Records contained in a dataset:
+ + +

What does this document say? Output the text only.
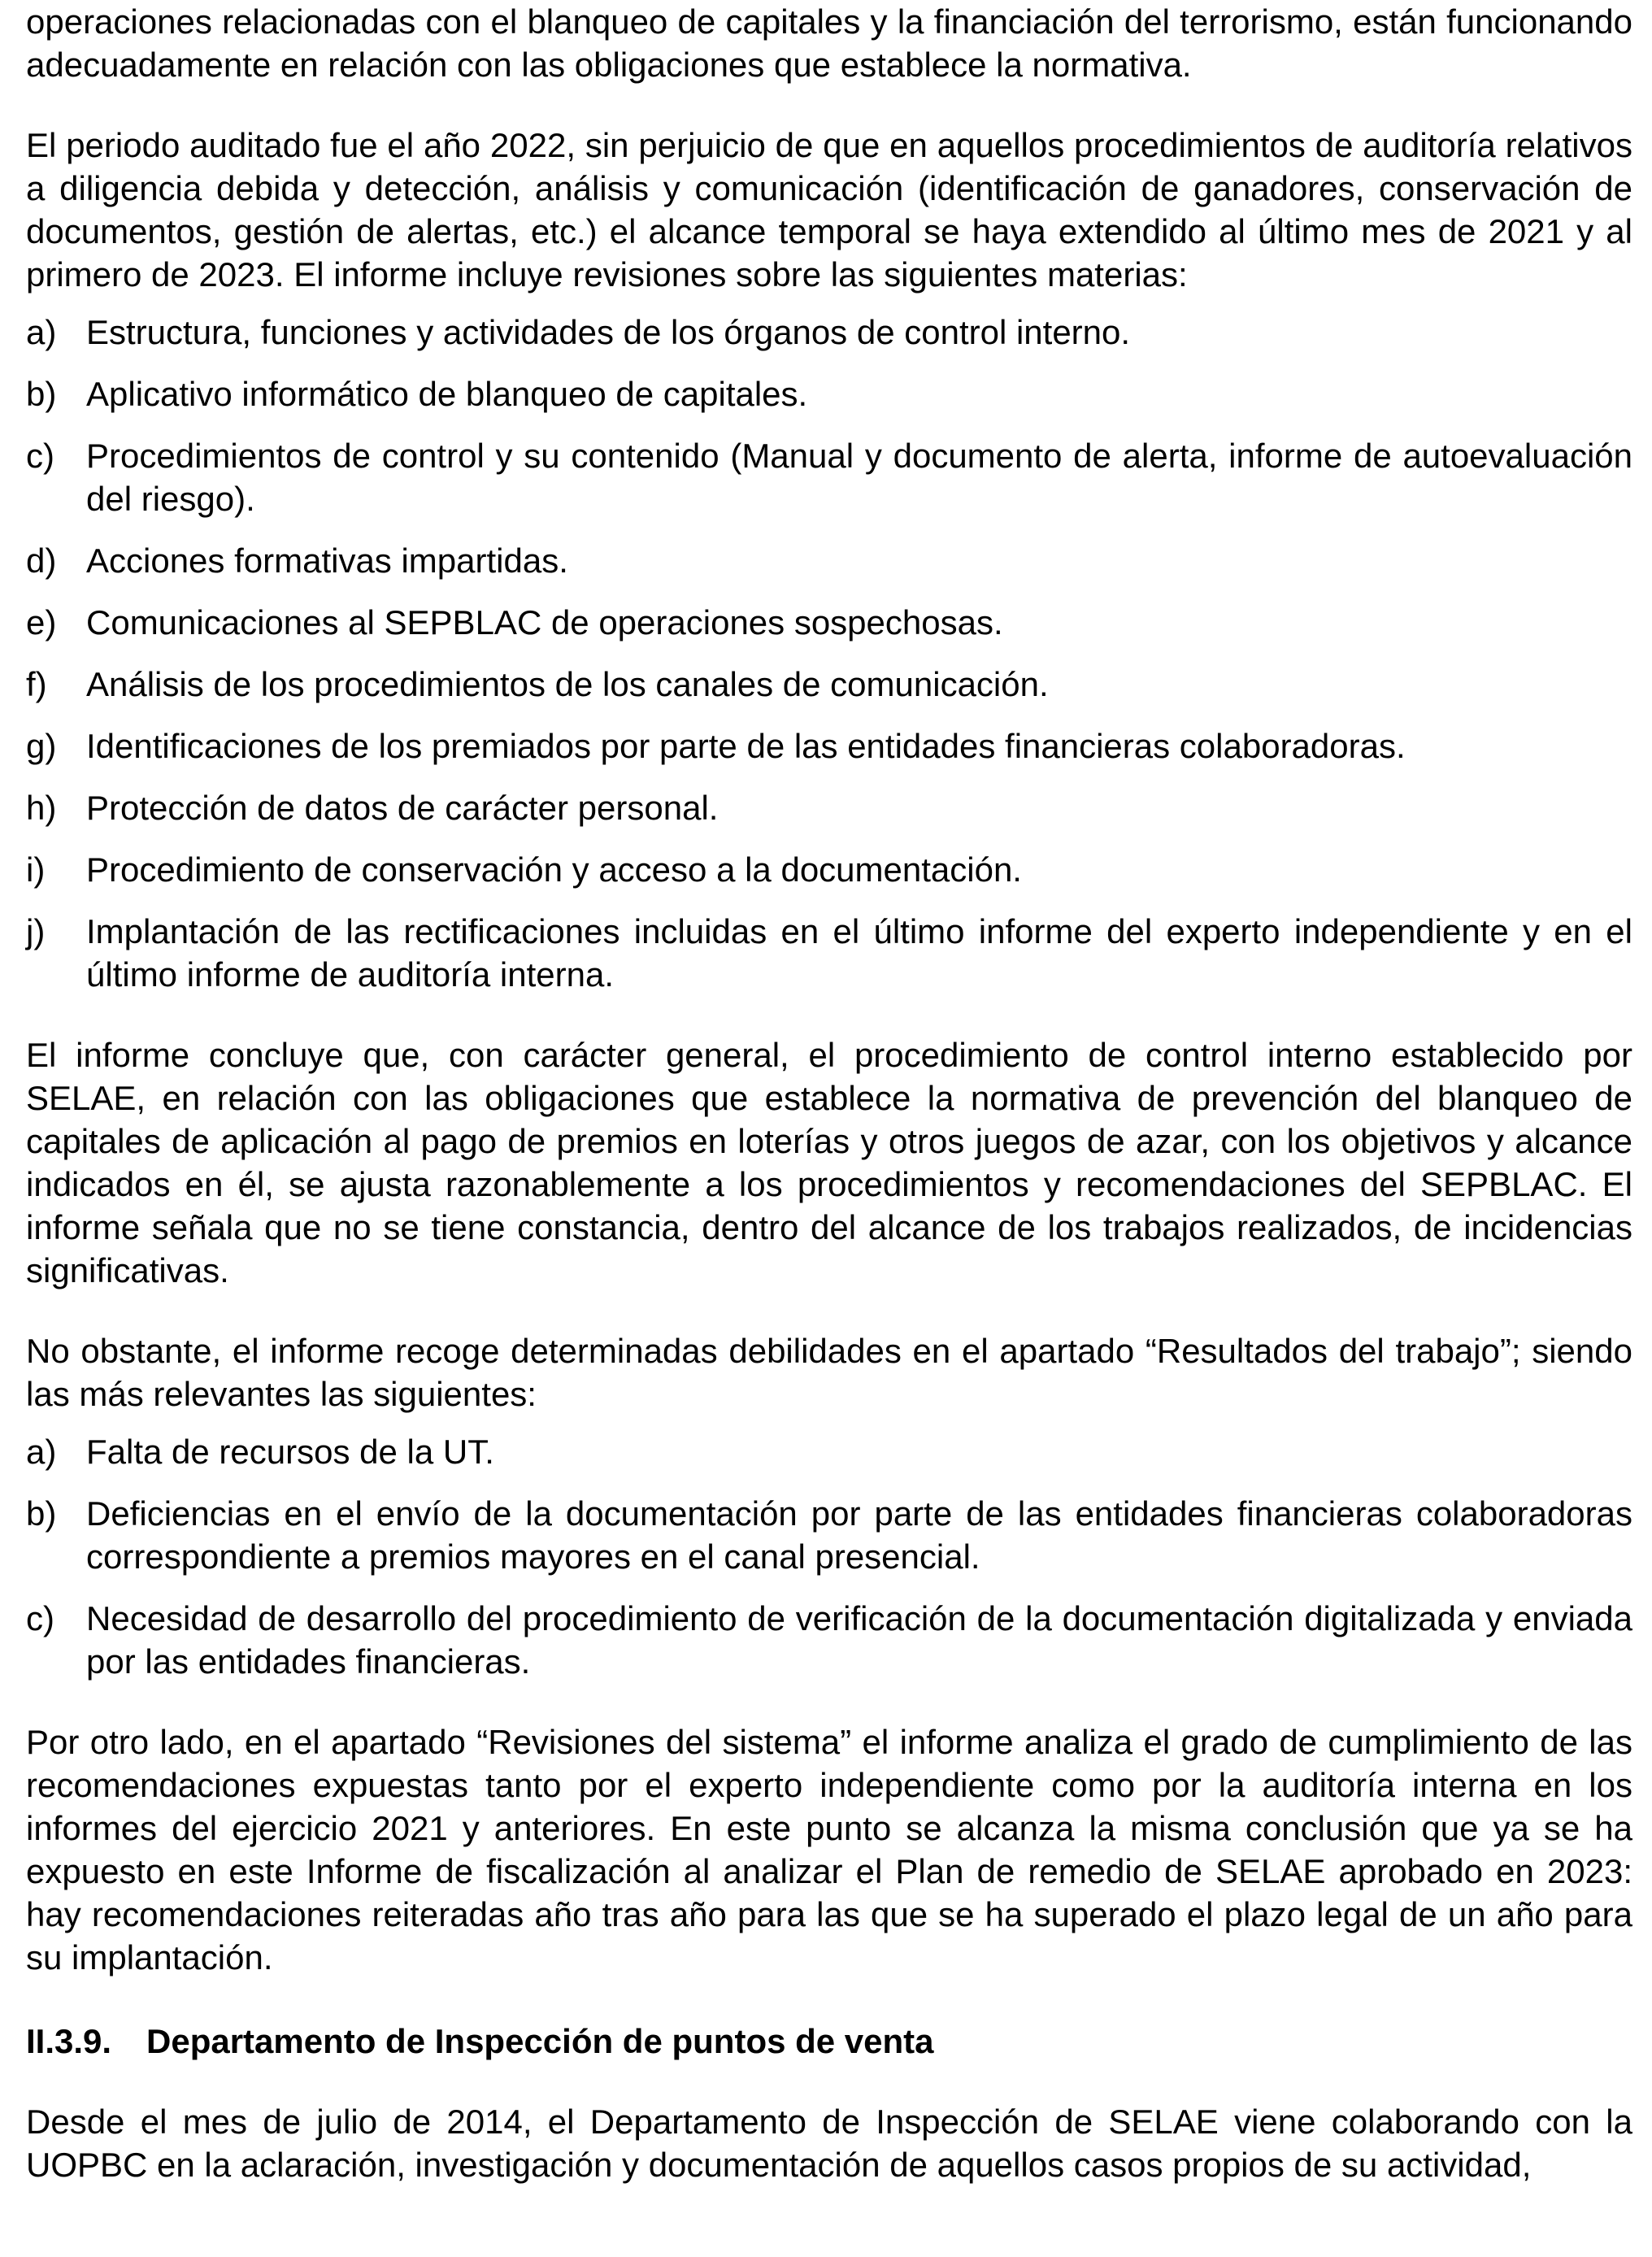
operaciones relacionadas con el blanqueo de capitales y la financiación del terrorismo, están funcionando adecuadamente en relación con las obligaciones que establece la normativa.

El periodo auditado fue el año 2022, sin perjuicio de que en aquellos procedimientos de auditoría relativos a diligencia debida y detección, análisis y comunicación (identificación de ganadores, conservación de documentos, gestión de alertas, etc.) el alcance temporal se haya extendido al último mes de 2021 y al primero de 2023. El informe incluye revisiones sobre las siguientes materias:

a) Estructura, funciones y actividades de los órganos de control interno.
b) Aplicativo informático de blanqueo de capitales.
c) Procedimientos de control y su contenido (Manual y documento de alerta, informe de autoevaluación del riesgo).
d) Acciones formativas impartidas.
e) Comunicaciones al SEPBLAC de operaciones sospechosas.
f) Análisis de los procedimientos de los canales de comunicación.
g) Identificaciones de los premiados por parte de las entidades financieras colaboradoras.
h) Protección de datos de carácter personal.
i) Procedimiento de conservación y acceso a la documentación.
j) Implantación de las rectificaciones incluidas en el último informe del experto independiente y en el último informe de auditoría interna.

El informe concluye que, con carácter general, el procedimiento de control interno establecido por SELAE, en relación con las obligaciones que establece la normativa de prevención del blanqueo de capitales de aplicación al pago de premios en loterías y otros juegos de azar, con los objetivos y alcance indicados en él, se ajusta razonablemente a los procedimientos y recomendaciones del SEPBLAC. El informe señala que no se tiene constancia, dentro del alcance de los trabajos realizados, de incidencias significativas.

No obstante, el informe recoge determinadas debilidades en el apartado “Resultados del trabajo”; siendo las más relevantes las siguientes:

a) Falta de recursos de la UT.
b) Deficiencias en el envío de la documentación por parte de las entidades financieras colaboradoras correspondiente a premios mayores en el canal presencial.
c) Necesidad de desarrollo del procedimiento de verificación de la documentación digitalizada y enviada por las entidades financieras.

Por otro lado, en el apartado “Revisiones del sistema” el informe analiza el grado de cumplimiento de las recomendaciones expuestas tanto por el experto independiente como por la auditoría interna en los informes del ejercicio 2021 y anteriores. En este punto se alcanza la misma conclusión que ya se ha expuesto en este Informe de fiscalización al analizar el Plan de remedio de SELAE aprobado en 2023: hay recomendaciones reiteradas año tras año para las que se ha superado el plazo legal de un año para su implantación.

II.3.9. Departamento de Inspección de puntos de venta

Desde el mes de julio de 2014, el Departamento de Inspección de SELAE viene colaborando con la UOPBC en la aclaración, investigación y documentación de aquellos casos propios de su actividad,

+ + +

EXERCISE OBJECTIVE: Copy out all lines from the material above that contain the string "operaciones".

OUTPUT OF THE EXERCISE:
operaciones relacionadas con el blanqueo de capitales y la financiación del terrorismo, están funcionando adecuadamente en relación con las obligaciones que establece la normativa.
e) Comunicaciones al SEPBLAC de operaciones sospechosas.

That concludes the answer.